Start of GIVEN DATA

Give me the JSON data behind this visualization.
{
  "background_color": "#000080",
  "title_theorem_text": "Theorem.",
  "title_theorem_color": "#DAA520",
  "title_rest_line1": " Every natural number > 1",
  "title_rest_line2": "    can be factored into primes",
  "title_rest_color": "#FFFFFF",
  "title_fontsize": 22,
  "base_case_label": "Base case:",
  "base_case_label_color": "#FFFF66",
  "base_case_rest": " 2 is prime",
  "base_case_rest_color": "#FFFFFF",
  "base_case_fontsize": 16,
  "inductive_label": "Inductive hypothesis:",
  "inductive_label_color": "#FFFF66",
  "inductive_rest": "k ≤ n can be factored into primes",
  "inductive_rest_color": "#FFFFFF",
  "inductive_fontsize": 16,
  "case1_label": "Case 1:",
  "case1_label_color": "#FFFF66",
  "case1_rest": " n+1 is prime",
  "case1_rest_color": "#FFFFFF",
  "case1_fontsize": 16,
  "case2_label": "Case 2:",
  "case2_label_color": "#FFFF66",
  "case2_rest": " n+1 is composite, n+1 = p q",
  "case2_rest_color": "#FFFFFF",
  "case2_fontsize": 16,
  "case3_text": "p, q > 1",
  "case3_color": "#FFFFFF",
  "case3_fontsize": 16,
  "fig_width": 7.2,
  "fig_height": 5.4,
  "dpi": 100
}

End of GIVEN DATA

Repeat the records exactly, including every line.

ANSWER TO THE PROBLEM:
Give me the JSON data behind this visualization.
{
  "background_color": "#000080",
  "title_theorem_text": "Theorem.",
  "title_theorem_color": "#DAA520",
  "title_rest_line1": " Every natural number > 1",
  "title_rest_line2": "    can be factored into primes",
  "title_rest_color": "#FFFFFF",
  "title_fontsize": 22,
  "base_case_label": "Base case:",
  "base_case_label_color": "#FFFF66",
  "base_case_rest": " 2 is prime",
  "base_case_rest_color": "#FFFFFF",
  "base_case_fontsize": 16,
  "inductive_label": "Inductive hypothesis:",
  "inductive_label_color": "#FFFF66",
  "inductive_rest": "k ≤ n can be factored into primes",
  "inductive_rest_color": "#FFFFFF",
  "inductive_fontsize": 16,
  "case1_label": "Case 1:",
  "case1_label_color": "#FFFF66",
  "case1_rest": " n+1 is prime",
  "case1_rest_color": "#FFFFFF",
  "case1_fontsize": 16,
  "case2_label": "Case 2:",
  "case2_label_color": "#FFFF66",
  "case2_rest": " n+1 is composite, n+1 = p q",
  "case2_rest_color": "#FFFFFF",
  "case2_fontsize": 16,
  "case3_text": "p, q > 1",
  "case3_color": "#FFFFFF",
  "case3_fontsize": 16,
  "fig_width": 7.2,
  "fig_height": 5.4,
  "dpi": 100
}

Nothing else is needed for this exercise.